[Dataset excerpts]
= = =
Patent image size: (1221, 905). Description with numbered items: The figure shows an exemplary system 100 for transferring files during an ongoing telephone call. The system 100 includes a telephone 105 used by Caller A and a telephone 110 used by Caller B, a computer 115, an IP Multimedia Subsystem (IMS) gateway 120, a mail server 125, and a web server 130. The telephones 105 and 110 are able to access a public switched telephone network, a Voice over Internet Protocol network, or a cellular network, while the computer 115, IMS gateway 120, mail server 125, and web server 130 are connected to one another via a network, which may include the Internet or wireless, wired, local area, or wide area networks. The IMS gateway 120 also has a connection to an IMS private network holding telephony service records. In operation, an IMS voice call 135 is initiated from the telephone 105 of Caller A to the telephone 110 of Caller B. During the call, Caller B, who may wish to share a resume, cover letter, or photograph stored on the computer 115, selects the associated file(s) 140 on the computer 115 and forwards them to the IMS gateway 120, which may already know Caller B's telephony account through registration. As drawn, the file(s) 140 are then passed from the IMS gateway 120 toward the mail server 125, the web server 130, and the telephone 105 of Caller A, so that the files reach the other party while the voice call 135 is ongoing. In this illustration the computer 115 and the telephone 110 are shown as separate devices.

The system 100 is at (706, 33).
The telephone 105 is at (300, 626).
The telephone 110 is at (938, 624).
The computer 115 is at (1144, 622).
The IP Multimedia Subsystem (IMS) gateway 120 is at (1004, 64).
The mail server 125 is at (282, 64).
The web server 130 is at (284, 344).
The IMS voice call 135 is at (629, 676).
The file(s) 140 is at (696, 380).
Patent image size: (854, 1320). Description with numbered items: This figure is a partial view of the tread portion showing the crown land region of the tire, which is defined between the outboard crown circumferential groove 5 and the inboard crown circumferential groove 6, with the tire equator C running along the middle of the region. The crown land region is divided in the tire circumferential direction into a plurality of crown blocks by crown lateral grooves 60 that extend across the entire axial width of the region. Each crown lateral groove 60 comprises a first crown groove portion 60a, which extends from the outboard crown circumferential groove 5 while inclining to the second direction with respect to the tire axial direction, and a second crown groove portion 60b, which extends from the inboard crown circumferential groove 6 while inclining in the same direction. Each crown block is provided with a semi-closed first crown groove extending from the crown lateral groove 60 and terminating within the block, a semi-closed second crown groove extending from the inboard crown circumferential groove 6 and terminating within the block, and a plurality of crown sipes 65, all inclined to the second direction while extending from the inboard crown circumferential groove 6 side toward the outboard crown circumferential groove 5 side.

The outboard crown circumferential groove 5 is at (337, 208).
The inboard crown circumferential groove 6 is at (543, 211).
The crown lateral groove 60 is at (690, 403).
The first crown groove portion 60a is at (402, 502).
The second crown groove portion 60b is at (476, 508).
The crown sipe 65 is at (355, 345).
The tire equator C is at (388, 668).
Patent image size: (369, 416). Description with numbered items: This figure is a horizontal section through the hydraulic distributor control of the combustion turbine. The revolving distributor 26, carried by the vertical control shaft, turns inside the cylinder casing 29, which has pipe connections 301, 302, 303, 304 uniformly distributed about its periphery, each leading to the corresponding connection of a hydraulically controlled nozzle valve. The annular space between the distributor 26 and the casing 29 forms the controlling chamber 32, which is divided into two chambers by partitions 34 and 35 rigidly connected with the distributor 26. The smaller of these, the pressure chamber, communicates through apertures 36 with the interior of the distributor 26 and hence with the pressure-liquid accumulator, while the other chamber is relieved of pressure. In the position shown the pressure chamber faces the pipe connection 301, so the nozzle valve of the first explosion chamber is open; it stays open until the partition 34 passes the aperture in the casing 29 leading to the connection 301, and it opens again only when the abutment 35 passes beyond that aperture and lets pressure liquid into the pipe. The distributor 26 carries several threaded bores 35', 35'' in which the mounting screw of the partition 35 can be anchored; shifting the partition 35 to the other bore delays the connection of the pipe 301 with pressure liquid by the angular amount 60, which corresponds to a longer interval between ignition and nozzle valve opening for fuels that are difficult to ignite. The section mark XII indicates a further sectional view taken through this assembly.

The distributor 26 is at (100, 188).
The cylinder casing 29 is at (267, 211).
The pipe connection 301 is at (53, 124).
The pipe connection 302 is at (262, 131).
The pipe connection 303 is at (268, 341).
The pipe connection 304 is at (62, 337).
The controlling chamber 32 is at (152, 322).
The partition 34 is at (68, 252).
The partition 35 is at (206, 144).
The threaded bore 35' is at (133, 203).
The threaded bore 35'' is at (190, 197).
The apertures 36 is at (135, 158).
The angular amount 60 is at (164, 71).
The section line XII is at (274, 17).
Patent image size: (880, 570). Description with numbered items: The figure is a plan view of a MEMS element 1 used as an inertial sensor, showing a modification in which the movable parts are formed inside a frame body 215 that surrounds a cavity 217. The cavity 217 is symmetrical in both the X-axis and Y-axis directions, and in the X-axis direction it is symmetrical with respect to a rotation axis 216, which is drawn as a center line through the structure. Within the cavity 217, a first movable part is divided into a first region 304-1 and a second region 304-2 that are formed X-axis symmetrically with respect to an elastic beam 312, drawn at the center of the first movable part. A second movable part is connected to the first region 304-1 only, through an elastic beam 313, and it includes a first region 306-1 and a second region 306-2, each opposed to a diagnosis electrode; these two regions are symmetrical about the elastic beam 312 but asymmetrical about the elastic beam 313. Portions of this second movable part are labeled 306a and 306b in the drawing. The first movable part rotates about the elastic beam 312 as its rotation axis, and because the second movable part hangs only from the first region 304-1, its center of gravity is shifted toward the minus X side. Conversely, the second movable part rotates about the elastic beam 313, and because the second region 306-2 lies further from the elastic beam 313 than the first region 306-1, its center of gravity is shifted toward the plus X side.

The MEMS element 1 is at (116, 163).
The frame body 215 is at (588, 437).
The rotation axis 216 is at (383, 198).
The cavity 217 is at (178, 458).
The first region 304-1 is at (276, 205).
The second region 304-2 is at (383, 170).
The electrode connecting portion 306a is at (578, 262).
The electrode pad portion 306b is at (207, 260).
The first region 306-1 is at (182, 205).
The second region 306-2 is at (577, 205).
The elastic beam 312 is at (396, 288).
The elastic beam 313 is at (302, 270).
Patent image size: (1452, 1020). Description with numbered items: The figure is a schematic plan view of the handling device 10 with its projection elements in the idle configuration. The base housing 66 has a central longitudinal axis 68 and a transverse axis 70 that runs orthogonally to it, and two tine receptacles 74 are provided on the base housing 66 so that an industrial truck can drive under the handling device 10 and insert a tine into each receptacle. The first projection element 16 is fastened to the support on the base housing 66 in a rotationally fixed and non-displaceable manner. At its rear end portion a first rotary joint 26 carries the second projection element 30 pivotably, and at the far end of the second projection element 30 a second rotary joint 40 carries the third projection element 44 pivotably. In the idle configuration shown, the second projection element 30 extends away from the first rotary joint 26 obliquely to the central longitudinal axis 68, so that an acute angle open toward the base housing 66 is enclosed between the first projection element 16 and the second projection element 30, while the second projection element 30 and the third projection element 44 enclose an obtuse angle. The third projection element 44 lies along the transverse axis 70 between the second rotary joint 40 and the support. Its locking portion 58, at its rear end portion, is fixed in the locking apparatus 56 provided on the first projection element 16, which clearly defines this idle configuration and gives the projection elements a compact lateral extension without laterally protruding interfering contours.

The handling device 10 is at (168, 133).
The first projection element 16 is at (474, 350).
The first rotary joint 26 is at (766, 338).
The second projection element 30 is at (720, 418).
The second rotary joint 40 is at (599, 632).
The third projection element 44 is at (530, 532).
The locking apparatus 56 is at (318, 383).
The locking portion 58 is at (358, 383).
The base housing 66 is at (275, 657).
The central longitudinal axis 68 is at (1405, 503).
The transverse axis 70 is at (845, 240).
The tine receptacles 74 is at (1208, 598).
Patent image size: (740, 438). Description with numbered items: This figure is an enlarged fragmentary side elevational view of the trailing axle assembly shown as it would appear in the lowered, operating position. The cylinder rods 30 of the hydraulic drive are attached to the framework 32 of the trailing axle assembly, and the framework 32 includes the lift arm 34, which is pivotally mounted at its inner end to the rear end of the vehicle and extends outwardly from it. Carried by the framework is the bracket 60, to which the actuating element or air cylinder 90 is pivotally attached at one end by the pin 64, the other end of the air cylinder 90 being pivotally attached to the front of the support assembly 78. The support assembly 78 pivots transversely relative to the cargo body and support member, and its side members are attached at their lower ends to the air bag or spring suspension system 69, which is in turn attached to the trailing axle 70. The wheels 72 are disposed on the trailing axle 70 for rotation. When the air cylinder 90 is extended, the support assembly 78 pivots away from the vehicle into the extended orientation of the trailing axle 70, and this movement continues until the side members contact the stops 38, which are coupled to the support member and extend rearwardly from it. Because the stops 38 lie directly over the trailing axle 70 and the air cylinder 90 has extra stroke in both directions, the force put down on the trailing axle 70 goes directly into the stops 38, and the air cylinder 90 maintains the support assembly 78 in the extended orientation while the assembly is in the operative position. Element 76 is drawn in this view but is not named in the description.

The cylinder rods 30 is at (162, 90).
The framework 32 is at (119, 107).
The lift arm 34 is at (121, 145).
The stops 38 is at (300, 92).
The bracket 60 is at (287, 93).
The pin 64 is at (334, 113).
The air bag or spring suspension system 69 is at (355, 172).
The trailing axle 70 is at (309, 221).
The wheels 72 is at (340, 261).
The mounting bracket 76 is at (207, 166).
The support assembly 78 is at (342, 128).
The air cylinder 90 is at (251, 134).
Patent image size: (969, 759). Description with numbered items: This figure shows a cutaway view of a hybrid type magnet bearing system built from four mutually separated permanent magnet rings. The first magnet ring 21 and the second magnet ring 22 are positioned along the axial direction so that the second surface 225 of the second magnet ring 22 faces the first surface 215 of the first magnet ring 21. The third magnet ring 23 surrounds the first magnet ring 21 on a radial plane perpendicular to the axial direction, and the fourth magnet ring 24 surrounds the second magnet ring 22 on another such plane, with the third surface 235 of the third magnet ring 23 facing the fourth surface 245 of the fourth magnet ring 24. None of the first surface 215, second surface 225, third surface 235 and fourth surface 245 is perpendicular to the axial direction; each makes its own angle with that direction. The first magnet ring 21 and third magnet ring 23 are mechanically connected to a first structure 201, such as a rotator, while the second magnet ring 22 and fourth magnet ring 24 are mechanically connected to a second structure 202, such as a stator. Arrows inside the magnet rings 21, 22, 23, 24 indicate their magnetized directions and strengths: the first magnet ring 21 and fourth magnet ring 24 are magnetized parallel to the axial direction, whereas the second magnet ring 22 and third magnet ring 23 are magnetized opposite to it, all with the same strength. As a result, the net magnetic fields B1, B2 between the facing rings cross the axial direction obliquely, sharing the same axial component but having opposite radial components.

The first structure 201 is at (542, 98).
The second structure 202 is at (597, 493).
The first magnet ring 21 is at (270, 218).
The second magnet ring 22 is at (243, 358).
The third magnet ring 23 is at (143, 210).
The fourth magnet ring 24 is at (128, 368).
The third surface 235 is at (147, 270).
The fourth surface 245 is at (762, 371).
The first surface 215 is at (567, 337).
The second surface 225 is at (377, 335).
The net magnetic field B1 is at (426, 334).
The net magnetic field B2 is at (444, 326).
= = =
Retype, without any changes, the lines beginning with the one that contains "Patent image size: (854, 1320)." and continuing through the one that contains "The outboard crown circumferential groove 5 is".

Task answer:
Patent image size: (854, 1320). Description with numbered items: This figure is a partial view of the tread portion showing the crown land region of the tire, which is defined between the outboard crown circumferential groove 5 and the inboard crown circumferential groove 6, with the tire equator C running along the middle of the region. The crown land region is divided in the tire circumferential direction into a plurality of crown blocks by crown lateral grooves 60 that extend across the entire axial width of the region. Each crown lateral groove 60 comprises a first crown groove portion 60a, which extends from the outboard crown circumferential groove 5 while inclining to the second direction with respect to the tire axial direction, and a second crown groove portion 60b, which extends from the inboard crown circumferential groove 6 while inclining in the same direction. Each crown block is provided with a semi-closed first crown groove extending from the crown lateral groove 60 and terminating within the block, a semi-closed second crown groove extending from the inboard crown circumferential groove 6 and terminating within the block, and a plurality of crown sipes 65, all inclined to the second direction while extending from the inboard crown circumferential groove 6 side toward the outboard crown circumferential groove 5 side.

The outboard crown circumferential groove 5 is at (337, 208).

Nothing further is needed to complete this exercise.